THE REQUEST:
Show every line in the records below that contains the word "false".

Start of DATASET ROWS

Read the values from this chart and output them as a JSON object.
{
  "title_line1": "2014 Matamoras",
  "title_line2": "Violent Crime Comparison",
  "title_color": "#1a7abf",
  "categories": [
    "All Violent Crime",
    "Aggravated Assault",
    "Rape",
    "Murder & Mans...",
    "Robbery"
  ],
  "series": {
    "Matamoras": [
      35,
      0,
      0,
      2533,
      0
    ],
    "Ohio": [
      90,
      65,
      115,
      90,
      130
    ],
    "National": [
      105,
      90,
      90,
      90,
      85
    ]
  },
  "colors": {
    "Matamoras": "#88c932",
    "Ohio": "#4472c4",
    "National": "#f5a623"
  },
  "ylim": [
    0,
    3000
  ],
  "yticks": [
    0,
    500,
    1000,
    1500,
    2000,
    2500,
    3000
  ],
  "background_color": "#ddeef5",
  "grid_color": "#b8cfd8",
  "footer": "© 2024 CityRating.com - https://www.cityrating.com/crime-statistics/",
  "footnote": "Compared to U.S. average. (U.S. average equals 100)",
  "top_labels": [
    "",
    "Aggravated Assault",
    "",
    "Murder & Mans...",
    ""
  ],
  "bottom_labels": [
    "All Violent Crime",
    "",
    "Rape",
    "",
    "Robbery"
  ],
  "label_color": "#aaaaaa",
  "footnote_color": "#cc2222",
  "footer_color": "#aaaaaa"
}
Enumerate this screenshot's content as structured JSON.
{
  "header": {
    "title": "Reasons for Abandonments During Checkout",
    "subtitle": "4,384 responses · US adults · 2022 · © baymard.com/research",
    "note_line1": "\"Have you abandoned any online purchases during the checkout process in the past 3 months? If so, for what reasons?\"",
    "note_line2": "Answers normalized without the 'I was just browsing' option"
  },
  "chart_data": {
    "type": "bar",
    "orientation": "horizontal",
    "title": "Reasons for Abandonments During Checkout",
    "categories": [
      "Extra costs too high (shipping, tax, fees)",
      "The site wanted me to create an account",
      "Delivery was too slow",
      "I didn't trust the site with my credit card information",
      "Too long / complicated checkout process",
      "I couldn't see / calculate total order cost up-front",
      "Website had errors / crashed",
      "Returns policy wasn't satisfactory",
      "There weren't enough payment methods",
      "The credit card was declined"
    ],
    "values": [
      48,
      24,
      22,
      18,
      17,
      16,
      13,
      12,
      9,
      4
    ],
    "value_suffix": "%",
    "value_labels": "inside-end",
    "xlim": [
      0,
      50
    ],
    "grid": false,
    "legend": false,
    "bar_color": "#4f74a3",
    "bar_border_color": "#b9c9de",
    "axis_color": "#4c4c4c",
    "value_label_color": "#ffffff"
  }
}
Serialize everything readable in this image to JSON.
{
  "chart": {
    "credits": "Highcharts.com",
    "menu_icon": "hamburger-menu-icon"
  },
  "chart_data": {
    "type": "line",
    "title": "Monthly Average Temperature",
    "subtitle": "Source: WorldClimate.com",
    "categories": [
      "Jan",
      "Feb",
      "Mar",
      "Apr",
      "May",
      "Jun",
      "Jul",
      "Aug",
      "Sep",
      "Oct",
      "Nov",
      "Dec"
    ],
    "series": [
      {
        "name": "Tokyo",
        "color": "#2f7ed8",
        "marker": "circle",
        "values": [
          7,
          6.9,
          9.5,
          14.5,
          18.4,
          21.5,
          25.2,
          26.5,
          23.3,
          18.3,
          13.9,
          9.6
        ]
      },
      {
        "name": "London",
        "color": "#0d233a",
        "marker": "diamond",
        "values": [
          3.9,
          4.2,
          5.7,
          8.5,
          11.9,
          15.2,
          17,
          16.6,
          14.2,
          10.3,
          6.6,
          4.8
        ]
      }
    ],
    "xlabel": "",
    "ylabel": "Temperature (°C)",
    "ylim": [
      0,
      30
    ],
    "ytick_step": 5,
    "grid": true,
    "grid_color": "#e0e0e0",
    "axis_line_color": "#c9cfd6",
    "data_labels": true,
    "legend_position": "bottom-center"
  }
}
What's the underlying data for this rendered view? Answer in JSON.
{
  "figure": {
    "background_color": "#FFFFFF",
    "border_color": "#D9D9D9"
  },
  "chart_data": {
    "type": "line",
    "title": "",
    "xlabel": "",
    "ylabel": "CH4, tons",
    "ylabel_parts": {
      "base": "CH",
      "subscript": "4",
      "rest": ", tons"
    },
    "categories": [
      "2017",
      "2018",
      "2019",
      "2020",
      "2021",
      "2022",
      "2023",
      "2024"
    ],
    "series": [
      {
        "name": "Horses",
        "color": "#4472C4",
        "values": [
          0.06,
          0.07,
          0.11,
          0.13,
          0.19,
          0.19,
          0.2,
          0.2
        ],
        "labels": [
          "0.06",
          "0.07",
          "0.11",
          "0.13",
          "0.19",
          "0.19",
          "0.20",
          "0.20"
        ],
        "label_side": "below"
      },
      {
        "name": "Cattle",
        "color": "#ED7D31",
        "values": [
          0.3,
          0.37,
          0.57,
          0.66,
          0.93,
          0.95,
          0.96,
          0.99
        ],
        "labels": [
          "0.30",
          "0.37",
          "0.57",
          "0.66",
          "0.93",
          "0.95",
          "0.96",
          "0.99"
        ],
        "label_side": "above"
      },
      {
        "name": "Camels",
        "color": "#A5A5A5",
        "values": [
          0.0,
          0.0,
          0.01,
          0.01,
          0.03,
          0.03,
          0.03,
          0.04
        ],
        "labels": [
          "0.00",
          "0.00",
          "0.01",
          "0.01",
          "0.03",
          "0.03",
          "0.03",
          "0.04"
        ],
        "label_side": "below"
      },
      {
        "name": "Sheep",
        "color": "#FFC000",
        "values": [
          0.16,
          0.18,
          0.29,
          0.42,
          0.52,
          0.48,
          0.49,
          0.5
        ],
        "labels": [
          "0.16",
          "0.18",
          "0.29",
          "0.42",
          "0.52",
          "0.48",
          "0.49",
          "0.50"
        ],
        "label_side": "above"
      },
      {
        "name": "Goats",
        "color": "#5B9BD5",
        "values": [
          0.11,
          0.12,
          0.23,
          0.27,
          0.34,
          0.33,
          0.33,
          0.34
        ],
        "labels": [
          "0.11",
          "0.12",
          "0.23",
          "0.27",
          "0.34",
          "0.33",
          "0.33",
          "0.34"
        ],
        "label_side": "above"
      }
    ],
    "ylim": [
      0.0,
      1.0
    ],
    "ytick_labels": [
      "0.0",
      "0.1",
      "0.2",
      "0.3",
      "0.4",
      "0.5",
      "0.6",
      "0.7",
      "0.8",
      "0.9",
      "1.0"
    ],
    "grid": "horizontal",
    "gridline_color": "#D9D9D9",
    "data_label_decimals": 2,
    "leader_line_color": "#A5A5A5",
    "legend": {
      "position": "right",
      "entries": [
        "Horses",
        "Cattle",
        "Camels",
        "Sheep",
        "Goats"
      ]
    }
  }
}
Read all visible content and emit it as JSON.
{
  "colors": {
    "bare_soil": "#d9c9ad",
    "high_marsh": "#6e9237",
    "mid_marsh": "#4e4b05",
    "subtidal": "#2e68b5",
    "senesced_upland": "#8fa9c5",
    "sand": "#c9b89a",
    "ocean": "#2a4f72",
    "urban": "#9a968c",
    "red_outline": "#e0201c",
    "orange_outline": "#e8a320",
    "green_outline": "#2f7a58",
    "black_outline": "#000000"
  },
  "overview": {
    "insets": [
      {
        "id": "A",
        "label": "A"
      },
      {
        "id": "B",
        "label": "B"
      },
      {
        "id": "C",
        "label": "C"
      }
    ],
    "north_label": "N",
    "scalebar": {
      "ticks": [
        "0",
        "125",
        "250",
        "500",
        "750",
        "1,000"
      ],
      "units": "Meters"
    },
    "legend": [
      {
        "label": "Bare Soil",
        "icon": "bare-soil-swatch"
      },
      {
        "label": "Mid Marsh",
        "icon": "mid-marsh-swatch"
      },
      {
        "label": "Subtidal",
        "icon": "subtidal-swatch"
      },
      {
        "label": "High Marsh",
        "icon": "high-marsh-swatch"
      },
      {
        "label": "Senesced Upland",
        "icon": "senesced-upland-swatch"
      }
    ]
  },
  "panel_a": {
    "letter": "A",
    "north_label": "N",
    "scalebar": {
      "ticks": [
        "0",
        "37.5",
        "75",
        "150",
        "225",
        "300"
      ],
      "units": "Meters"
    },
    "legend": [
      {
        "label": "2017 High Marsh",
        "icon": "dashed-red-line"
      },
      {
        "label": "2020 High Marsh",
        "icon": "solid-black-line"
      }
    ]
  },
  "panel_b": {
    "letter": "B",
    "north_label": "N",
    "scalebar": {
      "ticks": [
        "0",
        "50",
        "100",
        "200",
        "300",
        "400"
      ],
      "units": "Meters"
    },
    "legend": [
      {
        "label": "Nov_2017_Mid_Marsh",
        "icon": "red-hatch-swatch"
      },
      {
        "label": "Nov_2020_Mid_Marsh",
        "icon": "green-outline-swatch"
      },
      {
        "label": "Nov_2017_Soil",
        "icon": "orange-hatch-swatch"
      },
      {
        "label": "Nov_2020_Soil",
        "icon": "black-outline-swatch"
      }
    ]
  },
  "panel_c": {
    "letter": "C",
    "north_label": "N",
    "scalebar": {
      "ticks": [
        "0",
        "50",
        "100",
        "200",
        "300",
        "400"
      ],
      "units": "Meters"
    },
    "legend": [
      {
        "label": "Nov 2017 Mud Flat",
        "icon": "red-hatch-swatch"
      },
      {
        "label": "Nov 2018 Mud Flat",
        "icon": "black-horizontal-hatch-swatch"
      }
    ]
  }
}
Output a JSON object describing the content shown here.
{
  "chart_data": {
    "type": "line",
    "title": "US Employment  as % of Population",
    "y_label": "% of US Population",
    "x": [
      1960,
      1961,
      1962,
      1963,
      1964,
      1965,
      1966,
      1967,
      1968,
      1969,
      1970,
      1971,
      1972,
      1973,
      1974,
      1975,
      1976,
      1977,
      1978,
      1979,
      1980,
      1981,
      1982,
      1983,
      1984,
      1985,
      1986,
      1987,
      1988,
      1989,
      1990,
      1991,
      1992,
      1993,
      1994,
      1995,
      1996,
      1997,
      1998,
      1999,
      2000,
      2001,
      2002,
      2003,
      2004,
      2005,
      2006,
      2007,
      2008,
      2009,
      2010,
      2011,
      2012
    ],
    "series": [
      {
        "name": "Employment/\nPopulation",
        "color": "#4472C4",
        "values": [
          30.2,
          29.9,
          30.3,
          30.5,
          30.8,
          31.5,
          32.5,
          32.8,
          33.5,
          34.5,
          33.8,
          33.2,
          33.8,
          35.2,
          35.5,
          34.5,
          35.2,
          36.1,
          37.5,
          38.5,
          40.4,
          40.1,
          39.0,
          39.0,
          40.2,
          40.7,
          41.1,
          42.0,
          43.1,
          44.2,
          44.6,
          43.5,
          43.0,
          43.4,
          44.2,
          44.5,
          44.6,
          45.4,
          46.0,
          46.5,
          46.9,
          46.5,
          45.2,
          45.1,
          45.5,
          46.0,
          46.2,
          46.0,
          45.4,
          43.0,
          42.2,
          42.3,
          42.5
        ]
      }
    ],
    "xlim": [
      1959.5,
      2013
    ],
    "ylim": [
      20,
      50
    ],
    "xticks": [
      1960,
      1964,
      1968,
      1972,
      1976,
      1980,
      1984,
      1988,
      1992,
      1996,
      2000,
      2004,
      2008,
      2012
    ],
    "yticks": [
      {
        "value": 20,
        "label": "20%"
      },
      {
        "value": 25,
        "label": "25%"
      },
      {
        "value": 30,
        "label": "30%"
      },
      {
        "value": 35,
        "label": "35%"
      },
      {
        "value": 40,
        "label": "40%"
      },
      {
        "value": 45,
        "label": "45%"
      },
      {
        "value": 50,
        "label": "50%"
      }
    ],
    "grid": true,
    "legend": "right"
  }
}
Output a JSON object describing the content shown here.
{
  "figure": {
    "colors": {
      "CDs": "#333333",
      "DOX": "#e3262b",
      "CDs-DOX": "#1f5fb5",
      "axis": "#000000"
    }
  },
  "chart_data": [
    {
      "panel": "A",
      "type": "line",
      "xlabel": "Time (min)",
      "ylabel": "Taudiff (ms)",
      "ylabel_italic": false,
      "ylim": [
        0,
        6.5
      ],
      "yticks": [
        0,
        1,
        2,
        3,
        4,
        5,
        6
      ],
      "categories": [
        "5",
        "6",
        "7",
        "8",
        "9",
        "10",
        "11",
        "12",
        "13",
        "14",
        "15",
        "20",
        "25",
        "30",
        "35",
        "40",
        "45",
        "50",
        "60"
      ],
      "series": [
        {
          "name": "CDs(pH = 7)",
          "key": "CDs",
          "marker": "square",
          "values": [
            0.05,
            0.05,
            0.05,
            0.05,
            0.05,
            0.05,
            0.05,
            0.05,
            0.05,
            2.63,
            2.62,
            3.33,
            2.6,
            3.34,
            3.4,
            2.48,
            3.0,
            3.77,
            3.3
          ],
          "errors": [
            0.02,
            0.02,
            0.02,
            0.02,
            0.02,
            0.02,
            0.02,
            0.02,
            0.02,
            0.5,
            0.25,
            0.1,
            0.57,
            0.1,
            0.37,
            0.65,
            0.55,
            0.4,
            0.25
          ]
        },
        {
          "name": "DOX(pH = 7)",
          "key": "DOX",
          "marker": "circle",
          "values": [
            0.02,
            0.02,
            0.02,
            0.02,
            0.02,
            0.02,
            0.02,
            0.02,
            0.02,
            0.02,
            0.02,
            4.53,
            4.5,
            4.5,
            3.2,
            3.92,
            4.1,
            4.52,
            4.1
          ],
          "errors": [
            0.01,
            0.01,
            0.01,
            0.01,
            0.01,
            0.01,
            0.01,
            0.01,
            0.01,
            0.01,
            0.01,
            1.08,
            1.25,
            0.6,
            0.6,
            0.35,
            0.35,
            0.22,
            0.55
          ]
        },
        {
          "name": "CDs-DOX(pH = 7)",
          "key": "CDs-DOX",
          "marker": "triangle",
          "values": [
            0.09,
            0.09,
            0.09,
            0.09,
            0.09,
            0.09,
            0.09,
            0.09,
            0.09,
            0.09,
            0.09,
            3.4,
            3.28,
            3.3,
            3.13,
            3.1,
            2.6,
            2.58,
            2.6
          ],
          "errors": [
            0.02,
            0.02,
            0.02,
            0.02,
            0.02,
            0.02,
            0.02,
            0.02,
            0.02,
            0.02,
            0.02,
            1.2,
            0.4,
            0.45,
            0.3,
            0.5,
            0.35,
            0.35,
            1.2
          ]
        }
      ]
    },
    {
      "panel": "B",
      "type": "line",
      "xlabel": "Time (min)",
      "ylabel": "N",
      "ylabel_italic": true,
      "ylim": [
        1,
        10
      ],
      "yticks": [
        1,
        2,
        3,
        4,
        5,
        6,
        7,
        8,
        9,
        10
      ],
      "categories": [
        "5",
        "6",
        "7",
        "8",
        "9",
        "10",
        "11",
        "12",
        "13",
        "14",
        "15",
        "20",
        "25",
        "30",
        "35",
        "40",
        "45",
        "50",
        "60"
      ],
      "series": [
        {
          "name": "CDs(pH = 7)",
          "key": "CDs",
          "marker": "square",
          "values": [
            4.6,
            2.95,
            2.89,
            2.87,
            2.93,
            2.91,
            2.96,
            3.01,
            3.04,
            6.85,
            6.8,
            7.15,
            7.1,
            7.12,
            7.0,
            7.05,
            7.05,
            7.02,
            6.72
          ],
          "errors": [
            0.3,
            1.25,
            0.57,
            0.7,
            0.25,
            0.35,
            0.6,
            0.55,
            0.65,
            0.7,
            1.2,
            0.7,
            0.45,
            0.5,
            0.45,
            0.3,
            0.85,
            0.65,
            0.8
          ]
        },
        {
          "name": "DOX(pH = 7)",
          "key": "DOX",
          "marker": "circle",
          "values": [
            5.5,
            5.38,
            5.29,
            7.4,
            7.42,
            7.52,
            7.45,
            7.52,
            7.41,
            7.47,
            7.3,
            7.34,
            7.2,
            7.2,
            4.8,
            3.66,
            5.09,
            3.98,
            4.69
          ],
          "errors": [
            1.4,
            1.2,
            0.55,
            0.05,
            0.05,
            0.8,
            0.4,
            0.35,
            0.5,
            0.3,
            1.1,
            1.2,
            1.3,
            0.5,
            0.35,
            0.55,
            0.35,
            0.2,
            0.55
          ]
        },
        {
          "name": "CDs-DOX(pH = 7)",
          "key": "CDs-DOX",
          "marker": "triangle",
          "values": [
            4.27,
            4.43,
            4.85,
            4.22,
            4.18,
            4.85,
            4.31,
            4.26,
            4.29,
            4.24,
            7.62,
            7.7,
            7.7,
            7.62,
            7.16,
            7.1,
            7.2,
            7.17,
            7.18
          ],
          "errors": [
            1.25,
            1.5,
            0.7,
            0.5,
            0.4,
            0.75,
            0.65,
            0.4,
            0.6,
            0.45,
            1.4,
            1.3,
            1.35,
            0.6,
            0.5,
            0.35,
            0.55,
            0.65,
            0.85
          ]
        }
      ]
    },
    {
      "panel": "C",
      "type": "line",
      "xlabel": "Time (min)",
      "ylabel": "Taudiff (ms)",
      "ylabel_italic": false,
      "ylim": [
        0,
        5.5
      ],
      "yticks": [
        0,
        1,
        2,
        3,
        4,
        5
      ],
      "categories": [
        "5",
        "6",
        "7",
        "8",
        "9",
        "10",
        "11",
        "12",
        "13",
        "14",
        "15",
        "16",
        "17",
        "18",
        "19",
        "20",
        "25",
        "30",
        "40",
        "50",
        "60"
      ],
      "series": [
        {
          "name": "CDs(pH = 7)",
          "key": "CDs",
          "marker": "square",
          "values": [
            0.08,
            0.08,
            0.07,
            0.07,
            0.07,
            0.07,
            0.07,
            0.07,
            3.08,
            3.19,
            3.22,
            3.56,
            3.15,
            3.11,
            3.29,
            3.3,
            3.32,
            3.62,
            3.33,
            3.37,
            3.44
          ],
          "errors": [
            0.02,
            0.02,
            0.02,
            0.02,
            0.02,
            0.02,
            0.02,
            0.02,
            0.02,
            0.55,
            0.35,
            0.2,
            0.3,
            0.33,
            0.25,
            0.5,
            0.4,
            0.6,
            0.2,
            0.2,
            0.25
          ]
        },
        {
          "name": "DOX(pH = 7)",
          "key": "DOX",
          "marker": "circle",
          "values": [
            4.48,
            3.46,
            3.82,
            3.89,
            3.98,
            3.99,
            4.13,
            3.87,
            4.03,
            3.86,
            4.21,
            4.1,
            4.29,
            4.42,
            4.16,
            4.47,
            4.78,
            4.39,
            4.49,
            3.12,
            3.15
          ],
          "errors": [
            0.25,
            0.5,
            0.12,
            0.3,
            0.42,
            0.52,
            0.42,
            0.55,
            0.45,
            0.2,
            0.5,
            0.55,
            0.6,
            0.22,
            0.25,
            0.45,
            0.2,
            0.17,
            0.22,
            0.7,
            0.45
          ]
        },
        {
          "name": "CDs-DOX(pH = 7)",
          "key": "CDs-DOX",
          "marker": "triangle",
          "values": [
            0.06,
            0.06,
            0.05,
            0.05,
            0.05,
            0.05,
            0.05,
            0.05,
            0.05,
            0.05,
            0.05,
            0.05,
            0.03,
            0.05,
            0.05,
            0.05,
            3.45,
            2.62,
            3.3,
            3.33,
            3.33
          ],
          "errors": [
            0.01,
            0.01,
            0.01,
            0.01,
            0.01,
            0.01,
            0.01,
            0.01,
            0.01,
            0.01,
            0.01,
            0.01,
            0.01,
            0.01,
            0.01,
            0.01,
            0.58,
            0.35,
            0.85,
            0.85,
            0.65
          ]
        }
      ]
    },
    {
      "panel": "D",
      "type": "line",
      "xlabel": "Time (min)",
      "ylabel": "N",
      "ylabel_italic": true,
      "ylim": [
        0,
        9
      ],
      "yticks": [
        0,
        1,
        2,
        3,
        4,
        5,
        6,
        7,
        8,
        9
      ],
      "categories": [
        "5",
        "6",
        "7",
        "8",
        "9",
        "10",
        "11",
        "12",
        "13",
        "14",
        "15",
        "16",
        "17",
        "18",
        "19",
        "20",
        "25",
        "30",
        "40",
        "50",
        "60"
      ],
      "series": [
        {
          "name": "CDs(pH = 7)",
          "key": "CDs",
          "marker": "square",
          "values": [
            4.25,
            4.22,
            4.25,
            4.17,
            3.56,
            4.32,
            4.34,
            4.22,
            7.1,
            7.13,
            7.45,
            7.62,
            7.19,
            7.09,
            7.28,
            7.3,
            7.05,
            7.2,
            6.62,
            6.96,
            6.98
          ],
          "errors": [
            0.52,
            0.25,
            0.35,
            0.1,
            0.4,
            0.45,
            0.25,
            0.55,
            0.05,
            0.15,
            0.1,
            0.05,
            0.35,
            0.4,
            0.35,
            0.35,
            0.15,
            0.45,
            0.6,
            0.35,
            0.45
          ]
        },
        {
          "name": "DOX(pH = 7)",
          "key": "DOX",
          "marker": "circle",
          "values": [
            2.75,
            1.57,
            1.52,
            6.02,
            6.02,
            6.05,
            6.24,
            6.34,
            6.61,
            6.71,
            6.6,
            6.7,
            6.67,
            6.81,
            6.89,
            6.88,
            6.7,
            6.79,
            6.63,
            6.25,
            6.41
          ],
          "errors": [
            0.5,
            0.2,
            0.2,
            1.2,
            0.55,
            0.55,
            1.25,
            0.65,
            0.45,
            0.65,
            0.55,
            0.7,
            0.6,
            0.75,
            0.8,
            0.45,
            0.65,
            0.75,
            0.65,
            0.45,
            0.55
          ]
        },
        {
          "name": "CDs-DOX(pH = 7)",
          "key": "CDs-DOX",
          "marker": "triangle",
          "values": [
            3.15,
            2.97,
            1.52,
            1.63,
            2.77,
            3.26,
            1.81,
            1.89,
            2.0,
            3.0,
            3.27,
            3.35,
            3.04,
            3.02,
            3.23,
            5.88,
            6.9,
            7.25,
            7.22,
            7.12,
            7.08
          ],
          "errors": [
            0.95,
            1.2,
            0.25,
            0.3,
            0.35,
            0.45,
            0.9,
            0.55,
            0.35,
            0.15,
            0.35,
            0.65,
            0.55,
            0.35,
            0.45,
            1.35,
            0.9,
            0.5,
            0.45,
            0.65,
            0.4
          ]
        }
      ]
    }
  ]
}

End of DATASET ROWS

TASK SOLUTION:
    "grid": false,
    "legend": false,
      "ylabel_italic": false,
      "ylabel_italic": false,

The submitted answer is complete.